To be done: Repeat the records word for word, excluding any picture.

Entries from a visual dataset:
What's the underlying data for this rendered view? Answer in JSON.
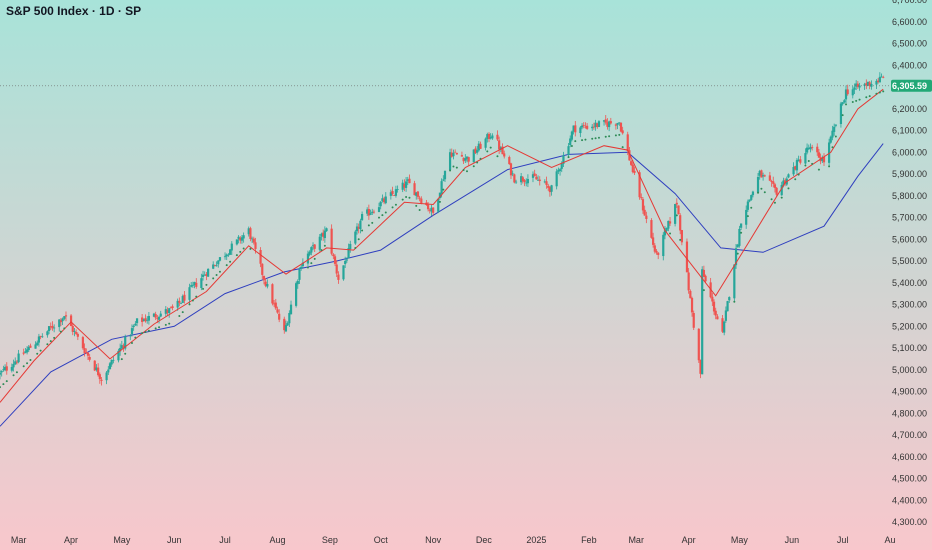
{
  "header": {
    "symbol": "S&P 500 Index",
    "timeframe": "1D",
    "exchange": "SP",
    "title": "S&P 500 Index · 1D · SP"
  },
  "colors": {
    "background_top": "#a8e3d9",
    "background_bottom": "#f8c7cc",
    "up_candle": "#26a69a",
    "down_candle": "#ef5350",
    "ma_fast": "#e53935",
    "ma_slow": "#2f3fbf",
    "dots": "#2e8b57",
    "last_price_label": "#22a876",
    "last_price_line": "#6a6a6a"
  },
  "chart_data": {
    "type": "candlestick",
    "instrument": "S&P 500 Index",
    "interval": "1D",
    "ylim": [
      4300,
      6700
    ],
    "yticks": [
      4300,
      4400,
      4500,
      4600,
      4700,
      4800,
      4900,
      5000,
      5100,
      5200,
      5300,
      5400,
      5500,
      5600,
      5700,
      5800,
      5900,
      6000,
      6100,
      6200,
      6300,
      6400,
      6500,
      6600,
      6700
    ],
    "ytick_labels": [
      "4,300.00",
      "4,400.00",
      "4,500.00",
      "4,600.00",
      "4,700.00",
      "4,800.00",
      "4,900.00",
      "5,000.00",
      "5,100.00",
      "5,200.00",
      "5,300.00",
      "5,400.00",
      "5,500.00",
      "5,600.00",
      "5,700.00",
      "5,800.00",
      "5,900.00",
      "6,000.00",
      "6,100.00",
      "6,200.00",
      "6,300.00",
      "6,400.00",
      "6,500.00",
      "6,600.00",
      "6,700.00"
    ],
    "xlim": [
      "2024-02-19",
      "2025-07-29"
    ],
    "xticks": [
      {
        "date": "2024-03-01",
        "label": "Mar"
      },
      {
        "date": "2024-04-01",
        "label": "Apr"
      },
      {
        "date": "2024-05-01",
        "label": "May"
      },
      {
        "date": "2024-06-01",
        "label": "Jun"
      },
      {
        "date": "2024-07-01",
        "label": "Jul"
      },
      {
        "date": "2024-08-01",
        "label": "Aug"
      },
      {
        "date": "2024-09-01",
        "label": "Sep"
      },
      {
        "date": "2024-10-01",
        "label": "Oct"
      },
      {
        "date": "2024-11-01",
        "label": "Nov"
      },
      {
        "date": "2024-12-01",
        "label": "Dec"
      },
      {
        "date": "2025-01-01",
        "label": "2025"
      },
      {
        "date": "2025-02-01",
        "label": "Feb"
      },
      {
        "date": "2025-03-01",
        "label": "Mar"
      },
      {
        "date": "2025-04-01",
        "label": "Apr"
      },
      {
        "date": "2025-05-01",
        "label": "May"
      },
      {
        "date": "2025-06-01",
        "label": "Jun"
      },
      {
        "date": "2025-07-01",
        "label": "Jul"
      },
      {
        "date": "2025-07-29",
        "label": "Au"
      }
    ],
    "close_path": [
      [
        "2024-02-19",
        4980
      ],
      [
        "2024-03-06",
        5090
      ],
      [
        "2024-03-28",
        5250
      ],
      [
        "2024-04-19",
        4960
      ],
      [
        "2024-05-10",
        5220
      ],
      [
        "2024-06-01",
        5280
      ],
      [
        "2024-06-20",
        5450
      ],
      [
        "2024-07-15",
        5640
      ],
      [
        "2024-07-24",
        5420
      ],
      [
        "2024-08-05",
        5170
      ],
      [
        "2024-08-15",
        5490
      ],
      [
        "2024-08-30",
        5640
      ],
      [
        "2024-09-06",
        5420
      ],
      [
        "2024-09-20",
        5700
      ],
      [
        "2024-10-17",
        5860
      ],
      [
        "2024-11-01",
        5720
      ],
      [
        "2024-11-11",
        6000
      ],
      [
        "2024-11-22",
        5970
      ],
      [
        "2024-12-06",
        6090
      ],
      [
        "2024-12-19",
        5880
      ],
      [
        "2024-12-31",
        5880
      ],
      [
        "2025-01-10",
        5830
      ],
      [
        "2025-01-23",
        6110
      ],
      [
        "2025-02-19",
        6140
      ],
      [
        "2025-03-13",
        5520
      ],
      [
        "2025-03-25",
        5770
      ],
      [
        "2025-04-08",
        4980
      ],
      [
        "2025-04-09",
        5450
      ],
      [
        "2025-04-21",
        5160
      ],
      [
        "2025-05-02",
        5690
      ],
      [
        "2025-05-13",
        5900
      ],
      [
        "2025-05-23",
        5820
      ],
      [
        "2025-06-11",
        6020
      ],
      [
        "2025-06-20",
        5960
      ],
      [
        "2025-07-03",
        6280
      ],
      [
        "2025-07-25",
        6340
      ]
    ],
    "ma_fast_path": [
      [
        "2024-02-19",
        4850
      ],
      [
        "2024-03-10",
        5040
      ],
      [
        "2024-04-01",
        5220
      ],
      [
        "2024-04-24",
        5050
      ],
      [
        "2024-05-20",
        5210
      ],
      [
        "2024-06-20",
        5360
      ],
      [
        "2024-07-15",
        5570
      ],
      [
        "2024-08-06",
        5440
      ],
      [
        "2024-08-30",
        5560
      ],
      [
        "2024-09-15",
        5550
      ],
      [
        "2024-10-15",
        5770
      ],
      [
        "2024-11-01",
        5760
      ],
      [
        "2024-11-20",
        5930
      ],
      [
        "2024-12-15",
        6030
      ],
      [
        "2025-01-10",
        5930
      ],
      [
        "2025-02-10",
        6030
      ],
      [
        "2025-02-24",
        6010
      ],
      [
        "2025-03-18",
        5640
      ],
      [
        "2025-04-17",
        5340
      ],
      [
        "2025-05-06",
        5580
      ],
      [
        "2025-05-28",
        5860
      ],
      [
        "2025-06-24",
        6000
      ],
      [
        "2025-07-10",
        6200
      ],
      [
        "2025-07-25",
        6290
      ]
    ],
    "ma_slow_path": [
      [
        "2024-02-19",
        4740
      ],
      [
        "2024-03-20",
        4990
      ],
      [
        "2024-04-25",
        5140
      ],
      [
        "2024-06-01",
        5200
      ],
      [
        "2024-07-01",
        5350
      ],
      [
        "2024-08-05",
        5450
      ],
      [
        "2024-09-05",
        5500
      ],
      [
        "2024-10-01",
        5550
      ],
      [
        "2024-11-01",
        5710
      ],
      [
        "2024-12-15",
        5920
      ],
      [
        "2025-01-20",
        5990
      ],
      [
        "2025-02-24",
        6000
      ],
      [
        "2025-03-24",
        5810
      ],
      [
        "2025-04-20",
        5560
      ],
      [
        "2025-05-15",
        5540
      ],
      [
        "2025-06-20",
        5660
      ],
      [
        "2025-07-10",
        5890
      ],
      [
        "2025-07-25",
        6040
      ]
    ],
    "last_price": 6305.59,
    "last_price_label": "6,305.59"
  }
}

Exercise output:
What's the underlying data for this rendered view? Answer in JSON.
{
  "header": {
    "symbol": "S&P 500 Index",
    "timeframe": "1D",
    "exchange": "SP",
    "title": "S&P 500 Index · 1D · SP"
  },
  "colors": {
    "background_top": "#a8e3d9",
    "background_bottom": "#f8c7cc",
    "up_candle": "#26a69a",
    "down_candle": "#ef5350",
    "ma_fast": "#e53935",
    "ma_slow": "#2f3fbf",
    "dots": "#2e8b57",
    "last_price_label": "#22a876",
    "last_price_line": "#6a6a6a"
  },
  "chart_data": {
    "type": "candlestick",
    "instrument": "S&P 500 Index",
    "interval": "1D",
    "ylim": [
      4300,
      6700
    ],
    "yticks": [
      4300,
      4400,
      4500,
      4600,
      4700,
      4800,
      4900,
      5000,
      5100,
      5200,
      5300,
      5400,
      5500,
      5600,
      5700,
      5800,
      5900,
      6000,
      6100,
      6200,
      6300,
      6400,
      6500,
      6600,
      6700
    ],
    "ytick_labels": [
      "4,300.00",
      "4,400.00",
      "4,500.00",
      "4,600.00",
      "4,700.00",
      "4,800.00",
      "4,900.00",
      "5,000.00",
      "5,100.00",
      "5,200.00",
      "5,300.00",
      "5,400.00",
      "5,500.00",
      "5,600.00",
      "5,700.00",
      "5,800.00",
      "5,900.00",
      "6,000.00",
      "6,100.00",
      "6,200.00",
      "6,300.00",
      "6,400.00",
      "6,500.00",
      "6,600.00",
      "6,700.00"
    ],
    "xlim": [
      "2024-02-19",
      "2025-07-29"
    ],
    "xticks": [
      {
        "date": "2024-03-01",
        "label": "Mar"
      },
      {
        "date": "2024-04-01",
        "label": "Apr"
      },
      {
        "date": "2024-05-01",
        "label": "May"
      },
      {
        "date": "2024-06-01",
        "label": "Jun"
      },
      {
        "date": "2024-07-01",
        "label": "Jul"
      },
      {
        "date": "2024-08-01",
        "label": "Aug"
      },
      {
        "date": "2024-09-01",
        "label": "Sep"
      },
      {
        "date": "2024-10-01",
        "label": "Oct"
      },
      {
        "date": "2024-11-01",
        "label": "Nov"
      },
      {
        "date": "2024-12-01",
        "label": "Dec"
      },
      {
        "date": "2025-01-01",
        "label": "2025"
      },
      {
        "date": "2025-02-01",
        "label": "Feb"
      },
      {
        "date": "2025-03-01",
        "label": "Mar"
      },
      {
        "date": "2025-04-01",
        "label": "Apr"
      },
      {
        "date": "2025-05-01",
        "label": "May"
      },
      {
        "date": "2025-06-01",
        "label": "Jun"
      },
      {
        "date": "2025-07-01",
        "label": "Jul"
      },
      {
        "date": "2025-07-29",
        "label": "Au"
      }
    ],
    "close_path": [
      [
        "2024-02-19",
        4980
      ],
      [
        "2024-03-06",
        5090
      ],
      [
        "2024-03-28",
        5250
      ],
      [
        "2024-04-19",
        4960
      ],
      [
        "2024-05-10",
        5220
      ],
      [
        "2024-06-01",
        5280
      ],
      [
        "2024-06-20",
        5450
      ],
      [
        "2024-07-15",
        5640
      ],
      [
        "2024-07-24",
        5420
      ],
      [
        "2024-08-05",
        5170
      ],
      [
        "2024-08-15",
        5490
      ],
      [
        "2024-08-30",
        5640
      ],
      [
        "2024-09-06",
        5420
      ],
      [
        "2024-09-20",
        5700
      ],
      [
        "2024-10-17",
        5860
      ],
      [
        "2024-11-01",
        5720
      ],
      [
        "2024-11-11",
        6000
      ],
      [
        "2024-11-22",
        5970
      ],
      [
        "2024-12-06",
        6090
      ],
      [
        "2024-12-19",
        5880
      ],
      [
        "2024-12-31",
        5880
      ],
      [
        "2025-01-10",
        5830
      ],
      [
        "2025-01-23",
        6110
      ],
      [
        "2025-02-19",
        6140
      ],
      [
        "2025-03-13",
        5520
      ],
      [
        "2025-03-25",
        5770
      ],
      [
        "2025-04-08",
        4980
      ],
      [
        "2025-04-09",
        5450
      ],
      [
        "2025-04-21",
        5160
      ],
      [
        "2025-05-02",
        5690
      ],
      [
        "2025-05-13",
        5900
      ],
      [
        "2025-05-23",
        5820
      ],
      [
        "2025-06-11",
        6020
      ],
      [
        "2025-06-20",
        5960
      ],
      [
        "2025-07-03",
        6280
      ],
      [
        "2025-07-25",
        6340
      ]
    ],
    "ma_fast_path": [
      [
        "2024-02-19",
        4850
      ],
      [
        "2024-03-10",
        5040
      ],
      [
        "2024-04-01",
        5220
      ],
      [
        "2024-04-24",
        5050
      ],
      [
        "2024-05-20",
        5210
      ],
      [
        "2024-06-20",
        5360
      ],
      [
        "2024-07-15",
        5570
      ],
      [
        "2024-08-06",
        5440
      ],
      [
        "2024-08-30",
        5560
      ],
      [
        "2024-09-15",
        5550
      ],
      [
        "2024-10-15",
        5770
      ],
      [
        "2024-11-01",
        5760
      ],
      [
        "2024-11-20",
        5930
      ],
      [
        "2024-12-15",
        6030
      ],
      [
        "2025-01-10",
        5930
      ],
      [
        "2025-02-10",
        6030
      ],
      [
        "2025-02-24",
        6010
      ],
      [
        "2025-03-18",
        5640
      ],
      [
        "2025-04-17",
        5340
      ],
      [
        "2025-05-06",
        5580
      ],
      [
        "2025-05-28",
        5860
      ],
      [
        "2025-06-24",
        6000
      ],
      [
        "2025-07-10",
        6200
      ],
      [
        "2025-07-25",
        6290
      ]
    ],
    "ma_slow_path": [
      [
        "2024-02-19",
        4740
      ],
      [
        "2024-03-20",
        4990
      ],
      [
        "2024-04-25",
        5140
      ],
      [
        "2024-06-01",
        5200
      ],
      [
        "2024-07-01",
        5350
      ],
      [
        "2024-08-05",
        5450
      ],
      [
        "2024-09-05",
        5500
      ],
      [
        "2024-10-01",
        5550
      ],
      [
        "2024-11-01",
        5710
      ],
      [
        "2024-12-15",
        5920
      ],
      [
        "2025-01-20",
        5990
      ],
      [
        "2025-02-24",
        6000
      ],
      [
        "2025-03-24",
        5810
      ],
      [
        "2025-04-20",
        5560
      ],
      [
        "2025-05-15",
        5540
      ],
      [
        "2025-06-20",
        5660
      ],
      [
        "2025-07-10",
        5890
      ],
      [
        "2025-07-25",
        6040
      ]
    ],
    "last_price": 6305.59,
    "last_price_label": "6,305.59"
  }
}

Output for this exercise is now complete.